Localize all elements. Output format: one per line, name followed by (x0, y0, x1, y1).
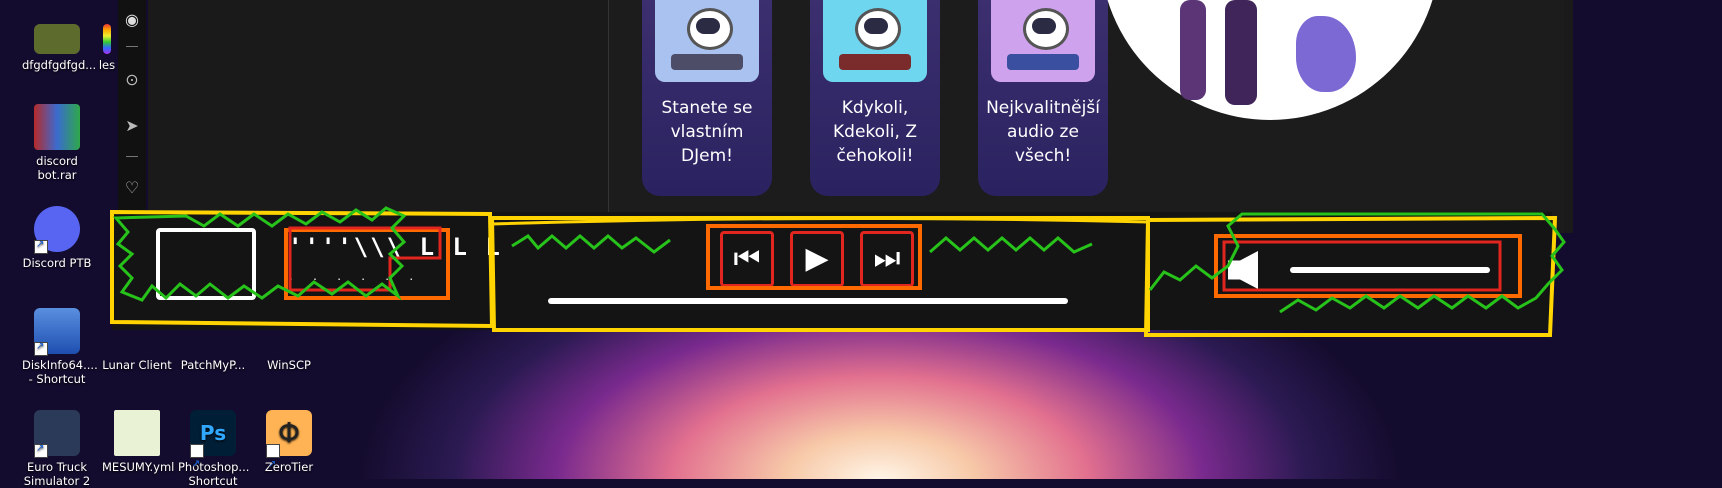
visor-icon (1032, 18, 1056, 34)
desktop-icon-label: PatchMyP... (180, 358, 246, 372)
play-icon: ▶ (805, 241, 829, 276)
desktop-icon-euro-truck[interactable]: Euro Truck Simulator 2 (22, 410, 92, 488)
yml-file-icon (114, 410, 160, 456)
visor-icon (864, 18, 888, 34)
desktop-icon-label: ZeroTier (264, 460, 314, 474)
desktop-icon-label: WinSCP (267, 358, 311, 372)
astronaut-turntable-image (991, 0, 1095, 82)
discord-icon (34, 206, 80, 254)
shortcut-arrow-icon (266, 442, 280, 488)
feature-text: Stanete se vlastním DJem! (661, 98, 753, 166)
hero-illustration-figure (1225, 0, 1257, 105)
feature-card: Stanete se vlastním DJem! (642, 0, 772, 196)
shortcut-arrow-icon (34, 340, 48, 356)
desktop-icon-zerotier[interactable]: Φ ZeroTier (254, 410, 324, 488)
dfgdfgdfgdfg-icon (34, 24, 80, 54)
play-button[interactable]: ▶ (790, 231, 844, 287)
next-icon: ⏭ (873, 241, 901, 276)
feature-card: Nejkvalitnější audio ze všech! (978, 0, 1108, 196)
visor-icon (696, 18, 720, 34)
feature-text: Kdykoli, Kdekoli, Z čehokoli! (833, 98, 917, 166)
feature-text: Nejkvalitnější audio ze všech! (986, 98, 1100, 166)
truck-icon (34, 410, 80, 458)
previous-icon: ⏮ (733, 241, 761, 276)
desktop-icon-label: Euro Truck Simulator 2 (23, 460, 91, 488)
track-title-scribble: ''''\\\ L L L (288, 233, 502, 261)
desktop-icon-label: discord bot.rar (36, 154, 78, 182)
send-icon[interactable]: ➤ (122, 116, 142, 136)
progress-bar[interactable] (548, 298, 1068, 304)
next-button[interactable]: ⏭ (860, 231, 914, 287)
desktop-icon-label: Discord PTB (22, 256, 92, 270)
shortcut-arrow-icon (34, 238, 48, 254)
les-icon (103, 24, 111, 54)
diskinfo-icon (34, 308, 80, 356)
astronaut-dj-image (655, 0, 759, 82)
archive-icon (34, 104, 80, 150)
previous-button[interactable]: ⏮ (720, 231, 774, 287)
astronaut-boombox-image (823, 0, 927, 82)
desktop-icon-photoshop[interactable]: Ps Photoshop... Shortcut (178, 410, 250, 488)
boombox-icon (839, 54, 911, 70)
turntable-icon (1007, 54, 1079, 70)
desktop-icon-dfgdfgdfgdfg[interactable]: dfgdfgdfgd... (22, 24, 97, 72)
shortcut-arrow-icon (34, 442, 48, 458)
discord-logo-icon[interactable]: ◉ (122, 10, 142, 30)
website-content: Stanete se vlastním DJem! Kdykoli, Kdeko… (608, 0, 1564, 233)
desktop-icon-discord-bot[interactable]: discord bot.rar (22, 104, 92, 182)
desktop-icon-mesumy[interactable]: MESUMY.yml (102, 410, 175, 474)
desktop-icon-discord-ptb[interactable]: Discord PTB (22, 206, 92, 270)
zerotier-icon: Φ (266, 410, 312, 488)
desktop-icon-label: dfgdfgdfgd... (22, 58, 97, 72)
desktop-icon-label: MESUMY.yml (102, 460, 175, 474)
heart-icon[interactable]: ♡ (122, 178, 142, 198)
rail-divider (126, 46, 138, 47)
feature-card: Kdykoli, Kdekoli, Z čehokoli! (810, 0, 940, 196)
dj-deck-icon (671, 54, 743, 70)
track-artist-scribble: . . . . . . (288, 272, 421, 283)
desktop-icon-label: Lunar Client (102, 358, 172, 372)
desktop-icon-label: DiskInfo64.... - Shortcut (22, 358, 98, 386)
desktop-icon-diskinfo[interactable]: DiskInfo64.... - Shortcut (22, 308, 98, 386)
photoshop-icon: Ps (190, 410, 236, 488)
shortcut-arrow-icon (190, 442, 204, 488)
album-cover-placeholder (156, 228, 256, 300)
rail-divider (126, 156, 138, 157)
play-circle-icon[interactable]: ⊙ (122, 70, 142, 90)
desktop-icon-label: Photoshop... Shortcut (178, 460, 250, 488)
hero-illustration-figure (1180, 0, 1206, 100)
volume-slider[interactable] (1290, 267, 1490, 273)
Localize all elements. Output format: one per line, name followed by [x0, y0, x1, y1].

==*==

> _STATED EXERCISE_
Set out every line of the data above as a numbered list, skipping blank lines and leaving out the pictures.

> _TASK RESPONSE_
1. Localize all elements. Output format: one per line, name followed by (x0, y0, x1, y1).
2. visor-icon (1032, 18, 1056, 34)
3. desktop-icon-label: PatchMyP... (180, 358, 246, 372)
4. play-icon: ▶ (805, 241, 829, 276)
5. desktop-icon-euro-truck[interactable]: Euro Truck Simulator 2 (22, 410, 92, 488)
6. yml-file-icon (114, 410, 160, 456)
7. visor-icon (864, 18, 888, 34)
8. desktop-icon-label: ZeroTier (264, 460, 314, 474)
9. desktop-icon-label: WinSCP (267, 358, 311, 372)
10. astronaut-turntable-image (991, 0, 1095, 82)
11. discord-icon (34, 206, 80, 254)
12. shortcut-arrow-icon (266, 442, 280, 488)
13. feature-text: Stanete se vlastním DJem! (661, 98, 753, 166)
14. hero-illustration-figure (1225, 0, 1257, 105)
15. feature-card: Stanete se vlastním DJem! (642, 0, 772, 196)
16. shortcut-arrow-icon (34, 340, 48, 356)
17. desktop-icon-zerotier[interactable]: Φ ZeroTier (254, 410, 324, 488)
18. dfgdfgdfgdfg-icon (34, 24, 80, 54)
19. play-button[interactable]: ▶ (790, 231, 844, 287)
20. next-icon: ⏭ (873, 241, 901, 276)
21. feature-card: Nejkvalitnější audio ze všech! (978, 0, 1108, 196)
22. visor-icon (696, 18, 720, 34)
23. feature-text: Kdykoli, Kdekoli, Z čehokoli! (833, 98, 917, 166)
24. feature-text: Nejkvalitnější audio ze všech! (986, 98, 1100, 166)
25. truck-icon (34, 410, 80, 458)
26. previous-icon: ⏮ (733, 241, 761, 276)
27. desktop-icon-label: Euro Truck Simulator 2 (23, 460, 91, 488)
28. track-title-scribble: ''''\\\ L L L (288, 233, 502, 261)
29. desktop-icon-label: discord bot.rar (36, 154, 78, 182)
30. send-icon[interactable]: ➤ (122, 116, 142, 136)
31. progress-bar[interactable] (548, 298, 1068, 304)
32. next-button[interactable]: ⏭ (860, 231, 914, 287)
33. desktop-icon-label: Discord PTB (22, 256, 92, 270)
34. shortcut-arrow-icon (34, 238, 48, 254)
35. les-icon (103, 24, 111, 54)
36. diskinfo-icon (34, 308, 80, 356)
37. astronaut-dj-image (655, 0, 759, 82)
38. archive-icon (34, 104, 80, 150)
39. previous-button[interactable]: ⏮ (720, 231, 774, 287)
40. astronaut-boombox-image (823, 0, 927, 82)
41. desktop-icon-photoshop[interactable]: Ps Photoshop... Shortcut (178, 410, 250, 488)
42. boombox-icon (839, 54, 911, 70)
43. turntable-icon (1007, 54, 1079, 70)
44. desktop-icon-dfgdfgdfgdfg[interactable]: dfgdfgdfgd... (22, 24, 97, 72)
45. shortcut-arrow-icon (34, 442, 48, 458)
46. discord-logo-icon[interactable]: ◉ (122, 10, 142, 30)
47. website-content: Stanete se vlastním DJem! Kdykoli, Kdeko… (608, 0, 1564, 233)
48. desktop-icon-discord-bot[interactable]: discord bot.rar (22, 104, 92, 182)
49. desktop-icon-mesumy[interactable]: MESUMY.yml (102, 410, 175, 474)
50. desktop-icon-discord-ptb[interactable]: Discord PTB (22, 206, 92, 270)
51. zerotier-icon: Φ (266, 410, 312, 488)
52. desktop-icon-label: dfgdfgdfgd... (22, 58, 97, 72)
53. desktop-icon-label: MESUMY.yml (102, 460, 175, 474)
54. heart-icon[interactable]: ♡ (122, 178, 142, 198)
55. rail-divider (126, 46, 138, 47)
56. feature-card: Kdykoli, Kdekoli, Z čehokoli! (810, 0, 940, 196)
57. dj-deck-icon (671, 54, 743, 70)
58. track-artist-scribble: . . . . . . (288, 272, 421, 283)
59. desktop-icon-label: Lunar Client (102, 358, 172, 372)
60. desktop-icon-label: DiskInfo64.... - Shortcut (22, 358, 98, 386)
61. desktop-icon-diskinfo[interactable]: DiskInfo64.... - Shortcut (22, 308, 98, 386)
62. photoshop-icon: Ps (190, 410, 236, 488)
63. shortcut-arrow-icon (190, 442, 204, 488)
64. album-cover-placeholder (156, 228, 256, 300)
65. rail-divider (126, 156, 138, 157)
66. play-circle-icon[interactable]: ⊙ (122, 70, 142, 90)
67. desktop-icon-label: Photoshop... Shortcut (178, 460, 250, 488)
68. hero-illustration-figure (1180, 0, 1206, 100)
69. volume-slider[interactable] (1290, 267, 1490, 273)
70. Localize all elements. Output format: one per line, name followed by [x0, y0, x1, y1].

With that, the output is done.